» Dataset
┌────────
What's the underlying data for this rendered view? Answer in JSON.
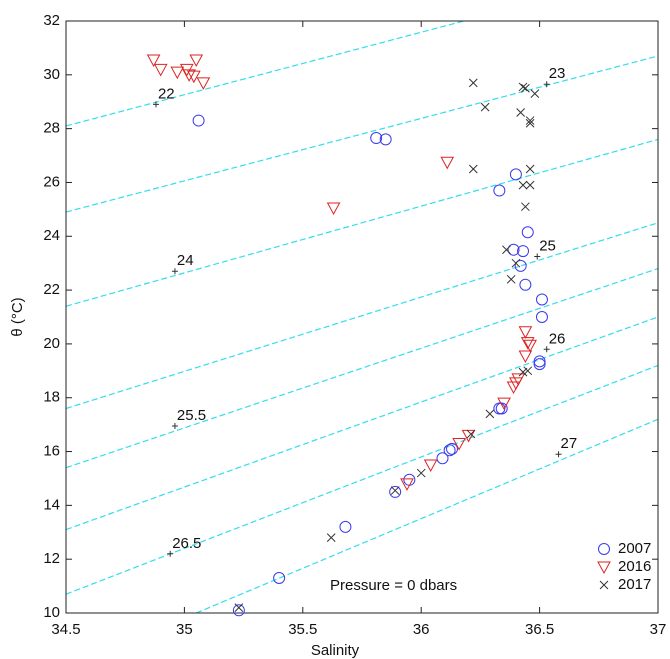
{
  "chart_data": {
    "type": "scatter",
    "xlabel": "Salinity",
    "ylabel": "θ (°C)",
    "xlim": [
      34.5,
      37
    ],
    "ylim": [
      10,
      32
    ],
    "xticks": [
      34.5,
      35,
      35.5,
      36,
      36.5,
      37
    ],
    "yticks": [
      10,
      12,
      14,
      16,
      18,
      20,
      22,
      24,
      26,
      28,
      30,
      32
    ],
    "annotation": "Pressure = 0 dbars",
    "legend": "lower right",
    "contour_color": "#33ddee",
    "contours": [
      {
        "label": "22",
        "x": [
          34.5,
          36.18
        ],
        "y": [
          28.1,
          32
        ],
        "marker": [
          34.88,
          28.9
        ]
      },
      {
        "label": "23",
        "x": [
          34.5,
          37
        ],
        "y": [
          24.9,
          30.7
        ],
        "marker": [
          36.53,
          29.65
        ]
      },
      {
        "label": "24",
        "x": [
          34.5,
          37
        ],
        "y": [
          21.4,
          27.6
        ],
        "marker": [
          34.96,
          22.7
        ]
      },
      {
        "label": "25",
        "x": [
          34.5,
          37
        ],
        "y": [
          17.6,
          24.5
        ],
        "marker": [
          36.49,
          23.25
        ]
      },
      {
        "label": "25.5",
        "x": [
          34.5,
          37
        ],
        "y": [
          15.4,
          22.8
        ],
        "marker": [
          34.96,
          16.95
        ]
      },
      {
        "label": "26",
        "x": [
          34.5,
          37
        ],
        "y": [
          13.1,
          21.0
        ],
        "marker": [
          36.53,
          19.8
        ]
      },
      {
        "label": "26.5",
        "x": [
          34.5,
          37
        ],
        "y": [
          10.7,
          19.2
        ],
        "marker": [
          34.94,
          12.2
        ]
      },
      {
        "label": "27",
        "x": [
          35.05,
          37
        ],
        "y": [
          10,
          17.2
        ],
        "marker": [
          36.58,
          15.9
        ]
      }
    ],
    "series": [
      {
        "name": "2007",
        "color": "#3a3aee",
        "marker": "circle",
        "x": [
          35.06,
          35.81,
          35.85,
          36.33,
          36.4,
          36.45,
          36.39,
          36.43,
          36.42,
          36.44,
          36.51,
          36.51,
          36.5,
          36.5,
          36.34,
          36.33,
          36.13,
          36.12,
          36.09,
          35.95,
          35.89,
          35.68,
          35.4,
          35.23
        ],
        "y": [
          28.3,
          27.65,
          27.6,
          25.7,
          26.3,
          24.15,
          23.5,
          23.45,
          22.9,
          22.2,
          21.65,
          21.0,
          19.35,
          19.25,
          17.6,
          17.6,
          16.1,
          16.05,
          15.75,
          14.95,
          14.5,
          13.2,
          11.3,
          10.1
        ]
      },
      {
        "name": "2016",
        "color": "#dd2222",
        "marker": "triangle",
        "x": [
          34.87,
          34.9,
          34.97,
          35.01,
          35.02,
          35.04,
          35.05,
          35.08,
          35.63,
          36.11,
          36.44,
          36.45,
          36.46,
          36.44,
          36.41,
          36.4,
          36.39,
          36.35,
          36.2,
          36.16,
          36.04,
          35.94
        ],
        "y": [
          30.55,
          30.2,
          30.1,
          30.2,
          30.0,
          29.95,
          30.55,
          29.7,
          25.05,
          26.75,
          20.45,
          20.05,
          19.95,
          19.55,
          18.7,
          18.55,
          18.4,
          17.8,
          16.6,
          16.3,
          15.5,
          14.8
        ]
      },
      {
        "name": "2017",
        "color": "#333333",
        "marker": "x",
        "x": [
          36.22,
          36.27,
          36.43,
          36.44,
          36.48,
          36.42,
          36.46,
          36.46,
          36.22,
          36.43,
          36.46,
          36.46,
          36.44,
          36.36,
          36.4,
          36.38,
          36.45,
          36.43,
          36.29,
          36.21,
          36.0,
          35.89,
          35.62,
          35.23
        ],
        "y": [
          29.7,
          28.8,
          29.55,
          29.5,
          29.3,
          28.6,
          28.3,
          28.2,
          26.5,
          25.9,
          26.5,
          25.9,
          25.1,
          23.5,
          23.0,
          22.4,
          19.0,
          18.95,
          17.4,
          16.65,
          15.2,
          14.55,
          12.8,
          10.2
        ]
      }
    ]
  }
}
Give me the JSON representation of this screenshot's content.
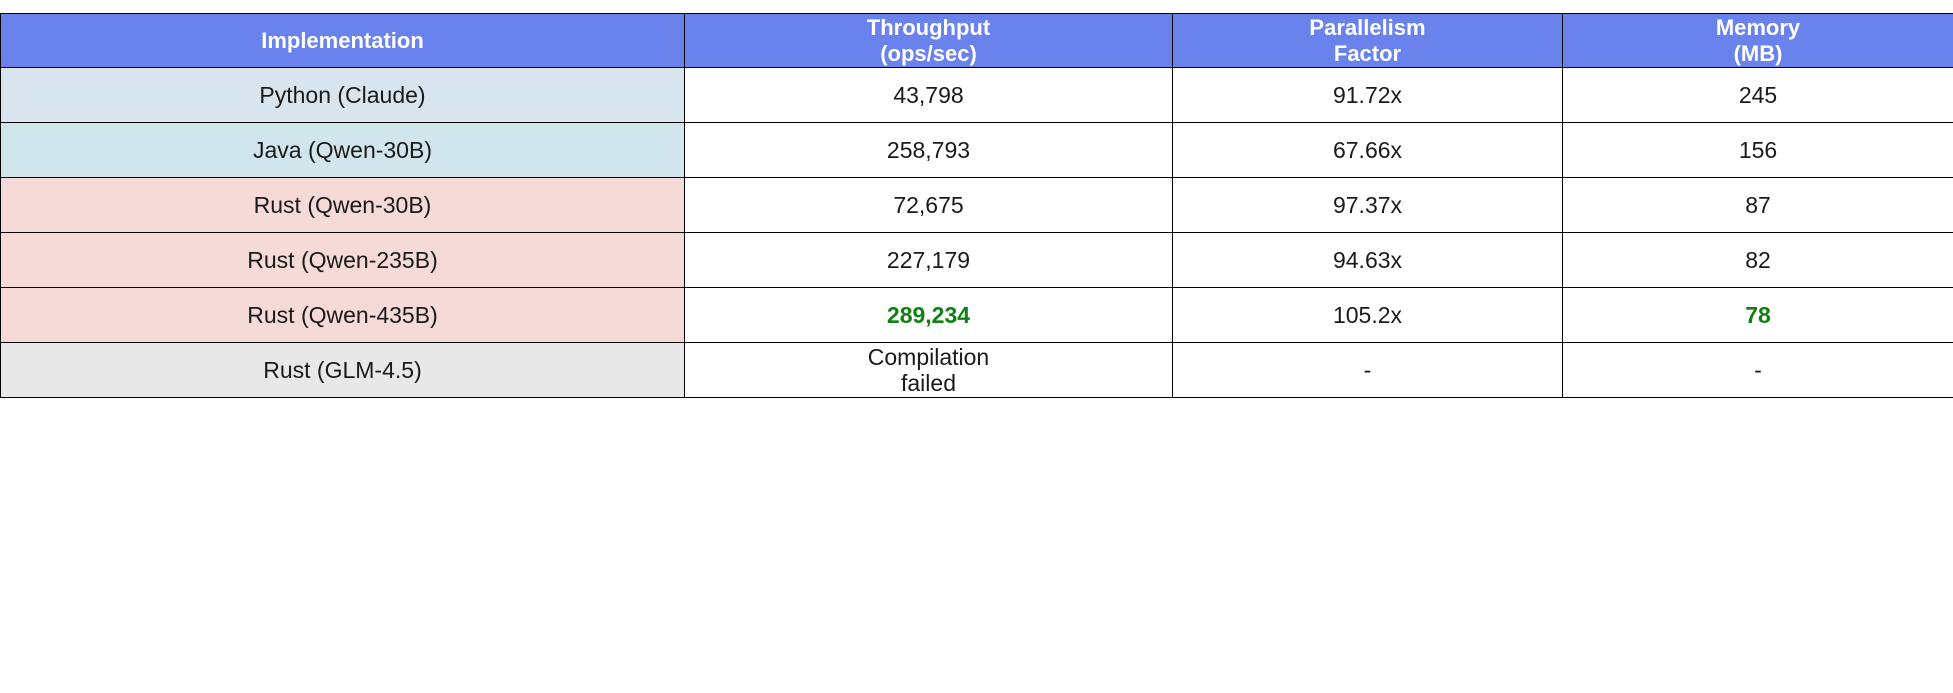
{
  "colors": {
    "header_bg": "#6a82ec",
    "header_text": "#ffffff",
    "best_value": "#108010",
    "cell_text": "#1a1a1a",
    "border": "#000000",
    "row_python": "#d9e5ee",
    "row_java": "#d0e5ec",
    "row_rust": "#f5dad8",
    "row_failed": "#e8e8e8"
  },
  "chart_data": {
    "type": "table",
    "columns": [
      [
        "Implementation"
      ],
      [
        "Throughput",
        "(ops/sec)"
      ],
      [
        "Parallelism",
        "Factor"
      ],
      [
        "Memory",
        "(MB)"
      ]
    ],
    "rows": [
      {
        "implementation": "Python (Claude)",
        "throughput": [
          "43,798"
        ],
        "parallelism": "91.72x",
        "memory": "245",
        "label_color": "#d9e5ee",
        "best_throughput": false,
        "best_memory": false
      },
      {
        "implementation": "Java (Qwen-30B)",
        "throughput": [
          "258,793"
        ],
        "parallelism": "67.66x",
        "memory": "156",
        "label_color": "#d0e5ec",
        "best_throughput": false,
        "best_memory": false
      },
      {
        "implementation": "Rust (Qwen-30B)",
        "throughput": [
          "72,675"
        ],
        "parallelism": "97.37x",
        "memory": "87",
        "label_color": "#f5dad8",
        "best_throughput": false,
        "best_memory": false
      },
      {
        "implementation": "Rust (Qwen-235B)",
        "throughput": [
          "227,179"
        ],
        "parallelism": "94.63x",
        "memory": "82",
        "label_color": "#f5dad8",
        "best_throughput": false,
        "best_memory": false
      },
      {
        "implementation": "Rust (Qwen-435B)",
        "throughput": [
          "289,234"
        ],
        "parallelism": "105.2x",
        "memory": "78",
        "label_color": "#f5dad8",
        "best_throughput": true,
        "best_memory": true
      },
      {
        "implementation": "Rust (GLM-4.5)",
        "throughput": [
          "Compilation",
          "failed"
        ],
        "parallelism": "-",
        "memory": "-",
        "label_color": "#e8e8e8",
        "best_throughput": false,
        "best_memory": false
      }
    ]
  }
}
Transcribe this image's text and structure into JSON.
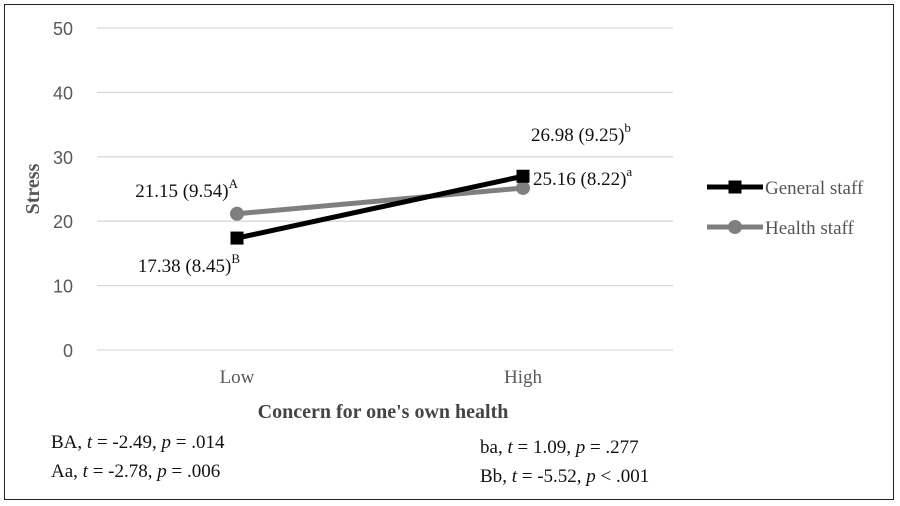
{
  "chart_data": {
    "type": "line",
    "title": "",
    "xlabel": "Concern for one's own health",
    "ylabel": "Stress",
    "categories": [
      "Low",
      "High"
    ],
    "ylim": [
      0,
      50
    ],
    "yticks": [
      0,
      10,
      20,
      30,
      40,
      50
    ],
    "grid": true,
    "legend_position": "right",
    "series": [
      {
        "name": "General staff",
        "values": [
          17.38,
          26.98
        ],
        "color": "#000000",
        "marker": "square",
        "labels": [
          {
            "text": "17.38 (8.45)",
            "sup": "B"
          },
          {
            "text": "26.98 (9.25)",
            "sup": "b"
          }
        ]
      },
      {
        "name": "Health staff",
        "values": [
          21.15,
          25.16
        ],
        "color": "#7f7f7f",
        "marker": "circle",
        "labels": [
          {
            "text": "21.15 (9.54)",
            "sup": "A"
          },
          {
            "text": "25.16 (8.22)",
            "sup": "a"
          }
        ]
      }
    ]
  },
  "stats": {
    "BA": {
      "pair": "BA",
      "t": "-2.49",
      "p_op": "=",
      "p": ".014"
    },
    "Aa": {
      "pair": "Aa",
      "t": "-2.78",
      "p_op": "=",
      "p": ".006"
    },
    "ba": {
      "pair": "ba",
      "t": "1.09",
      "p_op": "=",
      "p": ".277"
    },
    "Bb": {
      "pair": "Bb",
      "t": "-5.52",
      "p_op": "<",
      "p": ".001"
    }
  },
  "stat_symbols": {
    "t": "t",
    "p": "p"
  }
}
└────────
» Exercise instructions
Copy each line of the records that contains the word "right".

» Full response
    "legend": "lower right",
    "legend_position": "right",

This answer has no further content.